**PROBLEM DETAILS**
Restate the records that follow word for word; no pictures should appear.

··· SOURCE MATERIAL ···

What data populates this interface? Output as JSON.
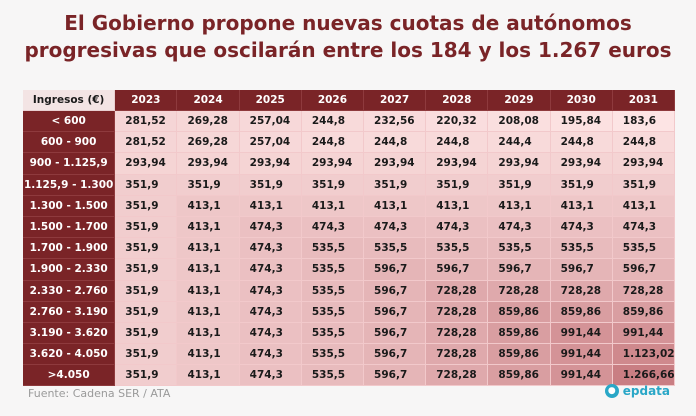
{
  "chart_data": {
    "type": "table",
    "title_lines": [
      "El Gobierno propone nuevas cuotas de autónomos",
      "progresivas que oscilarán entre los 184 y los 1.267 euros"
    ],
    "row_header_label": "Ingresos (€)",
    "columns": [
      "2023",
      "2024",
      "2025",
      "2026",
      "2027",
      "2028",
      "2029",
      "2030",
      "2031"
    ],
    "rows": [
      {
        "label": "< 600",
        "values": [
          "281,52",
          "269,28",
          "257,04",
          "244,8",
          "232,56",
          "220,32",
          "208,08",
          "195,84",
          "183,6"
        ]
      },
      {
        "label": "600 - 900",
        "values": [
          "281,52",
          "269,28",
          "257,04",
          "244,8",
          "244,8",
          "244,8",
          "244,4",
          "244,8",
          "244,8"
        ]
      },
      {
        "label": "900 - 1.125,9",
        "values": [
          "293,94",
          "293,94",
          "293,94",
          "293,94",
          "293,94",
          "293,94",
          "293,94",
          "293,94",
          "293,94"
        ]
      },
      {
        "label": "1.125,9 - 1.300",
        "values": [
          "351,9",
          "351,9",
          "351,9",
          "351,9",
          "351,9",
          "351,9",
          "351,9",
          "351,9",
          "351,9"
        ]
      },
      {
        "label": "1.300 - 1.500",
        "values": [
          "351,9",
          "413,1",
          "413,1",
          "413,1",
          "413,1",
          "413,1",
          "413,1",
          "413,1",
          "413,1"
        ]
      },
      {
        "label": "1.500 - 1.700",
        "values": [
          "351,9",
          "413,1",
          "474,3",
          "474,3",
          "474,3",
          "474,3",
          "474,3",
          "474,3",
          "474,3"
        ]
      },
      {
        "label": "1.700 - 1.900",
        "values": [
          "351,9",
          "413,1",
          "474,3",
          "535,5",
          "535,5",
          "535,5",
          "535,5",
          "535,5",
          "535,5"
        ]
      },
      {
        "label": "1.900 - 2.330",
        "values": [
          "351,9",
          "413,1",
          "474,3",
          "535,5",
          "596,7",
          "596,7",
          "596,7",
          "596,7",
          "596,7"
        ]
      },
      {
        "label": "2.330 - 2.760",
        "values": [
          "351,9",
          "413,1",
          "474,3",
          "535,5",
          "596,7",
          "728,28",
          "728,28",
          "728,28",
          "728,28"
        ]
      },
      {
        "label": "2.760 - 3.190",
        "values": [
          "351,9",
          "413,1",
          "474,3",
          "535,5",
          "596,7",
          "728,28",
          "859,86",
          "859,86",
          "859,86"
        ]
      },
      {
        "label": "3.190 - 3.620",
        "values": [
          "351,9",
          "413,1",
          "474,3",
          "535,5",
          "596,7",
          "728,28",
          "859,86",
          "991,44",
          "991,44"
        ]
      },
      {
        "label": "3.620 - 4.050",
        "values": [
          "351,9",
          "413,1",
          "474,3",
          "535,5",
          "596,7",
          "728,28",
          "859,86",
          "991,44",
          "1.123,02"
        ]
      },
      {
        "label": ">4.050",
        "values": [
          "351,9",
          "413,1",
          "474,3",
          "535,5",
          "596,7",
          "728,28",
          "859,86",
          "991,44",
          "1.266,66"
        ]
      }
    ],
    "color_scale": {
      "low": "#fde4e4",
      "high": "#c97e83"
    }
  },
  "footer": {
    "source": "Fuente: Cadena SER / ATA",
    "brand": "epdata"
  },
  "colors": {
    "header_bg": "#7a2427",
    "title": "#7a2427",
    "brand": "#2aa7c7"
  }
}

···

**OUTPUT FOR THIS TASK**
What data populates this interface? Output as JSON.
{
  "chart_data": {
    "type": "table",
    "title_lines": [
      "El Gobierno propone nuevas cuotas de autónomos",
      "progresivas que oscilarán entre los 184 y los 1.267 euros"
    ],
    "row_header_label": "Ingresos (€)",
    "columns": [
      "2023",
      "2024",
      "2025",
      "2026",
      "2027",
      "2028",
      "2029",
      "2030",
      "2031"
    ],
    "rows": [
      {
        "label": "< 600",
        "values": [
          "281,52",
          "269,28",
          "257,04",
          "244,8",
          "232,56",
          "220,32",
          "208,08",
          "195,84",
          "183,6"
        ]
      },
      {
        "label": "600 - 900",
        "values": [
          "281,52",
          "269,28",
          "257,04",
          "244,8",
          "244,8",
          "244,8",
          "244,4",
          "244,8",
          "244,8"
        ]
      },
      {
        "label": "900 - 1.125,9",
        "values": [
          "293,94",
          "293,94",
          "293,94",
          "293,94",
          "293,94",
          "293,94",
          "293,94",
          "293,94",
          "293,94"
        ]
      },
      {
        "label": "1.125,9 - 1.300",
        "values": [
          "351,9",
          "351,9",
          "351,9",
          "351,9",
          "351,9",
          "351,9",
          "351,9",
          "351,9",
          "351,9"
        ]
      },
      {
        "label": "1.300 - 1.500",
        "values": [
          "351,9",
          "413,1",
          "413,1",
          "413,1",
          "413,1",
          "413,1",
          "413,1",
          "413,1",
          "413,1"
        ]
      },
      {
        "label": "1.500 - 1.700",
        "values": [
          "351,9",
          "413,1",
          "474,3",
          "474,3",
          "474,3",
          "474,3",
          "474,3",
          "474,3",
          "474,3"
        ]
      },
      {
        "label": "1.700 - 1.900",
        "values": [
          "351,9",
          "413,1",
          "474,3",
          "535,5",
          "535,5",
          "535,5",
          "535,5",
          "535,5",
          "535,5"
        ]
      },
      {
        "label": "1.900 - 2.330",
        "values": [
          "351,9",
          "413,1",
          "474,3",
          "535,5",
          "596,7",
          "596,7",
          "596,7",
          "596,7",
          "596,7"
        ]
      },
      {
        "label": "2.330 - 2.760",
        "values": [
          "351,9",
          "413,1",
          "474,3",
          "535,5",
          "596,7",
          "728,28",
          "728,28",
          "728,28",
          "728,28"
        ]
      },
      {
        "label": "2.760 - 3.190",
        "values": [
          "351,9",
          "413,1",
          "474,3",
          "535,5",
          "596,7",
          "728,28",
          "859,86",
          "859,86",
          "859,86"
        ]
      },
      {
        "label": "3.190 - 3.620",
        "values": [
          "351,9",
          "413,1",
          "474,3",
          "535,5",
          "596,7",
          "728,28",
          "859,86",
          "991,44",
          "991,44"
        ]
      },
      {
        "label": "3.620 - 4.050",
        "values": [
          "351,9",
          "413,1",
          "474,3",
          "535,5",
          "596,7",
          "728,28",
          "859,86",
          "991,44",
          "1.123,02"
        ]
      },
      {
        "label": ">4.050",
        "values": [
          "351,9",
          "413,1",
          "474,3",
          "535,5",
          "596,7",
          "728,28",
          "859,86",
          "991,44",
          "1.266,66"
        ]
      }
    ],
    "color_scale": {
      "low": "#fde4e4",
      "high": "#c97e83"
    }
  },
  "footer": {
    "source": "Fuente: Cadena SER / ATA",
    "brand": "epdata"
  },
  "colors": {
    "header_bg": "#7a2427",
    "title": "#7a2427",
    "brand": "#2aa7c7"
  }
}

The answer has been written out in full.